◆ Aufgabenstellung
Führe den Ausgangstext über die Frage, ob alles lebt, im Anschluss an seinen letzten Satz weiter.

-------- Ausgangstext --------

Alles lebt!

In der heutigen Welt existieren zwei fundamental unterschiedliche Sichtweisen über diese Welt – das ganze Universum -, in der wir leben:

  1. Es gibt tote Materie und lebende Wesen.
  2. Alles lebt.

Die zweite Sichtweise, dass alles lebt, ist die ältere, während die erste, in der zwischen lebenden Systemen und toten Stoffen unterschieden wird, die heute von der Wissenschaft anerkannte und vielleicht sogar am weitesten verbreitete Sichtweise ist. Die zweite Weltsicht wird heute oftmals in den Bereich des Glaubens verwiesen, oder sogar des Aberglaubens. Viele Wissenschaftler betrachten die Idee, dass alles leben könnte, als Unwissenheit früherer Kulturen oder naiv-religiöse Glaubensvorstellung. Man vermutet stattdessen, dass das Leben irgendwann in der Vergangenheit durch eine bestimmte Zusammensetzung verschiedener toter Stoffe entstanden ist.

-------- Erfasste Daten --------

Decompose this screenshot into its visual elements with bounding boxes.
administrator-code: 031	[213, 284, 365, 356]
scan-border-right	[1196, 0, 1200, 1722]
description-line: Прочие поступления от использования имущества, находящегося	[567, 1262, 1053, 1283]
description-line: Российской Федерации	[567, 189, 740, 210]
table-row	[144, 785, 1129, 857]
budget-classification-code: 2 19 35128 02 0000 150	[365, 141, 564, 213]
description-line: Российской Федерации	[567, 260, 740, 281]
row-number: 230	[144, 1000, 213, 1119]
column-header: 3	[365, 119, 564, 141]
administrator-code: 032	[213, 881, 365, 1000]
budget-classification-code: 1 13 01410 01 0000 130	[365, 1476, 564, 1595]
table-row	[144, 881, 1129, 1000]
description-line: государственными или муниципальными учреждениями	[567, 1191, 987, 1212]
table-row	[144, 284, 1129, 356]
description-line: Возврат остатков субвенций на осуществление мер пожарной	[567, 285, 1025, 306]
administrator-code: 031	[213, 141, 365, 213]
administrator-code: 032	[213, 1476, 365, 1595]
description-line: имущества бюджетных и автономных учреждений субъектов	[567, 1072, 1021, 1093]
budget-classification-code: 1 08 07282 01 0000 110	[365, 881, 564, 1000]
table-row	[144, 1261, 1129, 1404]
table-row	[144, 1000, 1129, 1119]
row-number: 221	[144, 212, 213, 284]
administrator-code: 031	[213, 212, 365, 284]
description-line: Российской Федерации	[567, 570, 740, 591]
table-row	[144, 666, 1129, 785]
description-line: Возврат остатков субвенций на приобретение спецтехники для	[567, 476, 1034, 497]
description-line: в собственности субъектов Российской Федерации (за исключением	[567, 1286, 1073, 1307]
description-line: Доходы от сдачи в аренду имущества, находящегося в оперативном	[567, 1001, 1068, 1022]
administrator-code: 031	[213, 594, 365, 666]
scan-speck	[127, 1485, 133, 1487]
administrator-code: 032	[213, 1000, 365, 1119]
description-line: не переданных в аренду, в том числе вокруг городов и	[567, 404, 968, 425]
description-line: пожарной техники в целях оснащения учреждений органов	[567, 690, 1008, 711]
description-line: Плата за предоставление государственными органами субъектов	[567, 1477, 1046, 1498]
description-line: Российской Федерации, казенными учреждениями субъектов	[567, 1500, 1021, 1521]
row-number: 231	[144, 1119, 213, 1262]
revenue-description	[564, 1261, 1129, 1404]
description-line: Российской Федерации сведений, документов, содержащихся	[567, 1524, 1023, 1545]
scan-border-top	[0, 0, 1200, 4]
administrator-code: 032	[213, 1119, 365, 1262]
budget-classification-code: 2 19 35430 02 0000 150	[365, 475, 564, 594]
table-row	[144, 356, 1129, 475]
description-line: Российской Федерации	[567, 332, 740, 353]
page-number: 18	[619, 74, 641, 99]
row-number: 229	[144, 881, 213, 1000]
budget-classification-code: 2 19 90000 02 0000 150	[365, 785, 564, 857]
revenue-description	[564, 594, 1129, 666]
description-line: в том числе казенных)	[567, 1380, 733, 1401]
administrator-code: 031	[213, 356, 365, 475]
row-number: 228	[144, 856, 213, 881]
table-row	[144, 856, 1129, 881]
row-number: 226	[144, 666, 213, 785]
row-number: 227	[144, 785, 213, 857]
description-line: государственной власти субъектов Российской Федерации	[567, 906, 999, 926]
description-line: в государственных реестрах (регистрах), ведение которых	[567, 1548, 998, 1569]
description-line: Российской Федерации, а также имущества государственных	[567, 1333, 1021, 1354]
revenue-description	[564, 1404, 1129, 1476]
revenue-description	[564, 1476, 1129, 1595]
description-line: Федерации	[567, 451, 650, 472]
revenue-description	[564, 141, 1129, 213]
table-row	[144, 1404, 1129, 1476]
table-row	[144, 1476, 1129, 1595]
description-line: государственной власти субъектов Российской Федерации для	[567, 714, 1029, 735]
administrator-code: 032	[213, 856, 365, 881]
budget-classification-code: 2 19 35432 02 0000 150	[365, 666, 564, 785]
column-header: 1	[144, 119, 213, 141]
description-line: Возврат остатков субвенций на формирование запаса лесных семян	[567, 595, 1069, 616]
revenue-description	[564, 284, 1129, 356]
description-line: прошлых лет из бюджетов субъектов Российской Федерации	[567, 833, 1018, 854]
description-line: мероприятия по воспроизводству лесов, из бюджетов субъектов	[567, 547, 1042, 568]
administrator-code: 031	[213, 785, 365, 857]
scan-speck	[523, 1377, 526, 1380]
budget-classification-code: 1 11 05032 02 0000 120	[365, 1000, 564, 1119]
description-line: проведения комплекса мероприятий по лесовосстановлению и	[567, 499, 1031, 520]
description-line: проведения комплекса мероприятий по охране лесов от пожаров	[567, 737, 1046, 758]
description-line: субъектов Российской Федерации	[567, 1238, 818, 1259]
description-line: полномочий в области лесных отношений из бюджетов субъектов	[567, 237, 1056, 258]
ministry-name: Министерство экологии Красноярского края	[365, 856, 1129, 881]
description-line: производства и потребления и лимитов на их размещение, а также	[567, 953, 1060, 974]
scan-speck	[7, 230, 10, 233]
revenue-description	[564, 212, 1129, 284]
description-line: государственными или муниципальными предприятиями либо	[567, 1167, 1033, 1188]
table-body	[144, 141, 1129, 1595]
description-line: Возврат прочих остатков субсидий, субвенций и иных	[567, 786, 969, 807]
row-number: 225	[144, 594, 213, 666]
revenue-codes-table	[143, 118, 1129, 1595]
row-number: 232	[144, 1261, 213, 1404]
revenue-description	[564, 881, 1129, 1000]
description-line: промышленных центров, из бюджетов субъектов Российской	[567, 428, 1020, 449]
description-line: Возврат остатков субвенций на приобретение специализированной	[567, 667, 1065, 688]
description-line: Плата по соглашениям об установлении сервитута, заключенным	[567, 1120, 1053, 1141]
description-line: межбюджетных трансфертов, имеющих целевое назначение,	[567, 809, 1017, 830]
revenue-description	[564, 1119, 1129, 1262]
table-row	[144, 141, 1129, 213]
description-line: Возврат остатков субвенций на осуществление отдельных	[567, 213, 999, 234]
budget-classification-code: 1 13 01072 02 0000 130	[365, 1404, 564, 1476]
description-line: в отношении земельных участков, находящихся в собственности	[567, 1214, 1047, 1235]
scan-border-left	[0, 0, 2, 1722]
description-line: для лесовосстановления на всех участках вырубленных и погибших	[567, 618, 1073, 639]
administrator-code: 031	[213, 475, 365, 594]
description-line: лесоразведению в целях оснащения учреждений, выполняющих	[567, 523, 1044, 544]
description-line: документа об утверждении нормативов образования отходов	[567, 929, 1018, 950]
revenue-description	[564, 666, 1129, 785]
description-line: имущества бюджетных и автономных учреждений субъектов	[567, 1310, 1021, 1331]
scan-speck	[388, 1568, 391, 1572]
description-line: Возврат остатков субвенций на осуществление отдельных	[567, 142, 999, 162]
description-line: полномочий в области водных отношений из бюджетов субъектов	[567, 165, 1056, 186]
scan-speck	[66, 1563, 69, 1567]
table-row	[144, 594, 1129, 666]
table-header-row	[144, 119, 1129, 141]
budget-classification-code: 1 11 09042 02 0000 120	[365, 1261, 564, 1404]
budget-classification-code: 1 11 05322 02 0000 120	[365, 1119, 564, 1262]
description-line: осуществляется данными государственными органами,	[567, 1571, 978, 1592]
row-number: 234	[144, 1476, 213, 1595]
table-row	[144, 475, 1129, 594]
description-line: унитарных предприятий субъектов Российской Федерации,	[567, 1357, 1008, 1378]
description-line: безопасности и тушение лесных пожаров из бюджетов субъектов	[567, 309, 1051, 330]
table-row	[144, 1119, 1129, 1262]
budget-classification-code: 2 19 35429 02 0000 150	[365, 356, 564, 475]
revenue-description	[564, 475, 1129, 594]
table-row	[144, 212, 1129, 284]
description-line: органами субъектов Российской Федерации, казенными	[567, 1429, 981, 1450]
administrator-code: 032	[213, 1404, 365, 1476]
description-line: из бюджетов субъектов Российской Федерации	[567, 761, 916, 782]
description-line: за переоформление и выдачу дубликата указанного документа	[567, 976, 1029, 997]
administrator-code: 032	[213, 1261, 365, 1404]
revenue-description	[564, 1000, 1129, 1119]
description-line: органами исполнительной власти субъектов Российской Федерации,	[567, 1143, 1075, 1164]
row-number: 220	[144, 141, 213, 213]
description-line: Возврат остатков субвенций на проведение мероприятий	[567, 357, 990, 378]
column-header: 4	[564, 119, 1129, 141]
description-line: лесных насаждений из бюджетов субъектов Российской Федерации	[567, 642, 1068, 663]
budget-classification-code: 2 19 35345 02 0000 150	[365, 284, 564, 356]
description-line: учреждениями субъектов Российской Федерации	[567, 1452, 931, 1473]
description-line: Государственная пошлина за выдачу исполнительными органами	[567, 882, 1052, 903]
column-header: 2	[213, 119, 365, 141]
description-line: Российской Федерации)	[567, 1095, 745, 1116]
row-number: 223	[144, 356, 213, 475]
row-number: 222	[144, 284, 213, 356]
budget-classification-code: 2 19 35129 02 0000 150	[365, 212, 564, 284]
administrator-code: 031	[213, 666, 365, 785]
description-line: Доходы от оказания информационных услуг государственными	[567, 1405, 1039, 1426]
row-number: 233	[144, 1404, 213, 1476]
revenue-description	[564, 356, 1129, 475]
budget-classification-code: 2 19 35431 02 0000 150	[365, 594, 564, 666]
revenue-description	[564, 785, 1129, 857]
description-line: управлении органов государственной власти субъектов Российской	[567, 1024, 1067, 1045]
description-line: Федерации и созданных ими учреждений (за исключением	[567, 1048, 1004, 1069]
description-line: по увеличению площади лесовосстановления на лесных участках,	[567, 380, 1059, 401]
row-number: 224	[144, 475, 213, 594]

--------

◆ Antwort
Auf der anderen Seite sind die Vertreter der zweiten, älteren Sichtweise der Ansicht, dass in allem, was existiert, die grundsätzliche Lebendigkeit bereits enthalten ist. Allerdings besitzt diese universelle Lebendigkeit unterschiedlich deutliche Ausdrucksformen und ist damit zum Beispiel in der Tierwelt klar als solche erkennbar, während sie in der Welt der sogenannten toten Materie, beinahe überhaupt nicht erkennbar ist.

Ein persischer Sufi-Meister namens ar-Rumi fasste diese Vorstellung einst mit wenigen Worten zusammen:

Leben
Es schläft im Mineral,
träumt in der Pflanze,
erwacht im Tier
und beginnt sich selbst im Menschen zu erkennen.

Es gibt einige Menschen, die selbst Pflanzen nicht als lebendes Wesen anerkennen. Andere erklären hingegen, sie spüren das Leben auch in Steinen. Und wieder andere stehen unschlüssig dazwischen und sind sich nicht sicher, welche dieser beiden fundamental unterschiedlich Vorstellungen sie glauben sollten. Intuitiv tendiert das eigene Gefühl vielleicht eher zu der Vorstellung, dass alles lebt, doch andererseits hat die moderne Wissenschaft viele sachlich bedeutsame Argumente auf ihrer Seite.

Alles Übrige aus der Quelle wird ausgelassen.